══ 対象の文章 ══

【3月21日 AFP】作用が強い大麻は、特に日常的に使用した場合、統合失調症や妄想性障害(パラノイア)などの精神疾患発症リスクと「強く関連」するとの研究結果が20日、発表された。

 オランダのアムステルダムと英ロンドンで、新たに精神疾患を患った人を調べたところ、そのうちのそれぞれ50%、30%に作用が強い大麻との関連性がみられた。

 大麻と精神疾患との関連性を指摘する研究が増えており、英医学誌ランセット(The Lancet)に発表された今回の結果はこのような関連性をさらに裏付けるものとなった。

 大麻の解禁が徐々に進む中、北米と欧州の消費量は過去20年間で急増している。また、大麻の精神活性成分であるテトラヒドロカンナビノール(THC)の含有濃度も4、5倍に上昇している。

═══
══ データ ══

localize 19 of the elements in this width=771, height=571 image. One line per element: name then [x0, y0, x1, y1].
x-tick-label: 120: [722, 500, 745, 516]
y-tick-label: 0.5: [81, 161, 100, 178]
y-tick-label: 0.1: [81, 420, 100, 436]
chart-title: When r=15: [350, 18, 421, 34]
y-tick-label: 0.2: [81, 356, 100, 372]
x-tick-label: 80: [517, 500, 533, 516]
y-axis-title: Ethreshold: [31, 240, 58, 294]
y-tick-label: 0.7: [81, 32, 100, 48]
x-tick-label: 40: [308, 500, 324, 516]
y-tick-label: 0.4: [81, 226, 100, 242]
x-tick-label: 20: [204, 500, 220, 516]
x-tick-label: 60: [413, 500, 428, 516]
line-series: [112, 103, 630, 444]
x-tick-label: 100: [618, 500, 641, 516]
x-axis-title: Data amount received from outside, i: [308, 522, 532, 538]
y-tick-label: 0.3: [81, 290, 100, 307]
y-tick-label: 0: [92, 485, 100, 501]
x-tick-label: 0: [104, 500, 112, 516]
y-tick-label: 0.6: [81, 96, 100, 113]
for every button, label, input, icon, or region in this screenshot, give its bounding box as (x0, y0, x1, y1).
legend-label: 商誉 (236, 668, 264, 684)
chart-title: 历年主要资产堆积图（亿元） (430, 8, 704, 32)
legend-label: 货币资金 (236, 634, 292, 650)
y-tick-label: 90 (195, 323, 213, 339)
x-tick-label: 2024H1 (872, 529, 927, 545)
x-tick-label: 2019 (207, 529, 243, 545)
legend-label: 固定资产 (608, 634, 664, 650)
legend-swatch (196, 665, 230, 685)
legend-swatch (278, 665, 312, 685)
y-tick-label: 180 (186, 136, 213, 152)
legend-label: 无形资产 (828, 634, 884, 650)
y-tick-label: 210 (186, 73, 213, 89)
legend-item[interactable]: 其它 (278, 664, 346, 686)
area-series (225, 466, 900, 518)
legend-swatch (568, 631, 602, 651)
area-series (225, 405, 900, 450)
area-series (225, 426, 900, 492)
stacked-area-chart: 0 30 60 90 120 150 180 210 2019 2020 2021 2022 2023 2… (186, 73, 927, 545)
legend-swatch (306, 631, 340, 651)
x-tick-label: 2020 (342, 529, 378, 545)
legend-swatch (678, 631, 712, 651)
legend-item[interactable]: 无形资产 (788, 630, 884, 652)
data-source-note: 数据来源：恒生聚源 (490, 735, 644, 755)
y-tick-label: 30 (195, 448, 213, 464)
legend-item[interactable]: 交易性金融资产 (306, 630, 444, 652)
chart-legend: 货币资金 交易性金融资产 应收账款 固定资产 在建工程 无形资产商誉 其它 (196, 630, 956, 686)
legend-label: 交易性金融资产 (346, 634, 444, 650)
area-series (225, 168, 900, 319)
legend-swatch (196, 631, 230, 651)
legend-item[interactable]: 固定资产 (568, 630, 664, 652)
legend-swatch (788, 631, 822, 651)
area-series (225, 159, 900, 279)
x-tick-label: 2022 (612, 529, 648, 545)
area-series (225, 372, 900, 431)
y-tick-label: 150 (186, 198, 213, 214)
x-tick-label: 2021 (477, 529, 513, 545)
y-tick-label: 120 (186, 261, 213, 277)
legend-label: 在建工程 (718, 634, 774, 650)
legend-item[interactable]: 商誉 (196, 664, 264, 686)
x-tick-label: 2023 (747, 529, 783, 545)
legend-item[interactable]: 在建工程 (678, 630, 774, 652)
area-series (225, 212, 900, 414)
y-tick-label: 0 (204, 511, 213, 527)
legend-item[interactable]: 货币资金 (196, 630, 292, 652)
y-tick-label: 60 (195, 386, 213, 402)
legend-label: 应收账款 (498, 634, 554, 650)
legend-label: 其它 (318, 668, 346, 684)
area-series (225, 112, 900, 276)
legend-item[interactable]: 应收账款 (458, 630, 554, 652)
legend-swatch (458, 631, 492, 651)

═══

#### [設問]
1. 大麻と精神疾患の記事のうち、「大麻と精神疾患との関連性を指」で始まり「度も4、5倍に上昇している。」まで続く部分を、「欧州」を「ヨーロッパ」に改めたうえで書き直すこと。
2. 大麻と精神疾患の記事の続きを、最後の文の後から書くこと。

#### [各項目の解答]
1.
大麻と精神疾患との関連性を指摘する研究が増えており、英医学誌ランセット(The Lancet)に発表された今回の結果はこのような関連性をさらに裏付けるものとなった。

 大麻の解禁が徐々に進む中、北米とヨーロッパの消費量は過去20年間で急増している。また、大麻の精神活性成分であるテトラヒドロカンナビノール(THC)の含有濃度も4、5倍に上昇している。

2.
 論文の主執筆者で、英ロンドン大学キングスカレッジ(King's College London)精神医学・心理学・神経科学研究所のマルタ・ディ・フォルティ(Marta Di Forti)教授は「高濃度のTHCを含む大麻の使用は、作用が弱いものを使用した場合に比べ、精神面での健康に及ぼす影響が大きい」と指摘する。「大麻の使用が精神疾患罹患(りかん)率にどのように影響するかを集団レベルで調べたのは今回が初めてだ」と言う。

 研究は欧州11都市・地域とブラジルの1都市を対象に実施されたが、精神疾患の新規患者の5人に1人が大麻を日常的に使用し、10人に1人が作用の強い大麻を使用していたことが明らかになった。

「トレインレック」「ゴリラグルー」「ヒンズークシ」などのTHC濃度が高い大麻を今後入手できないようにすれば、「欧州全体で、新たな精神疾患患者を12%抑えられる可能性がある」と研究チームは推定している。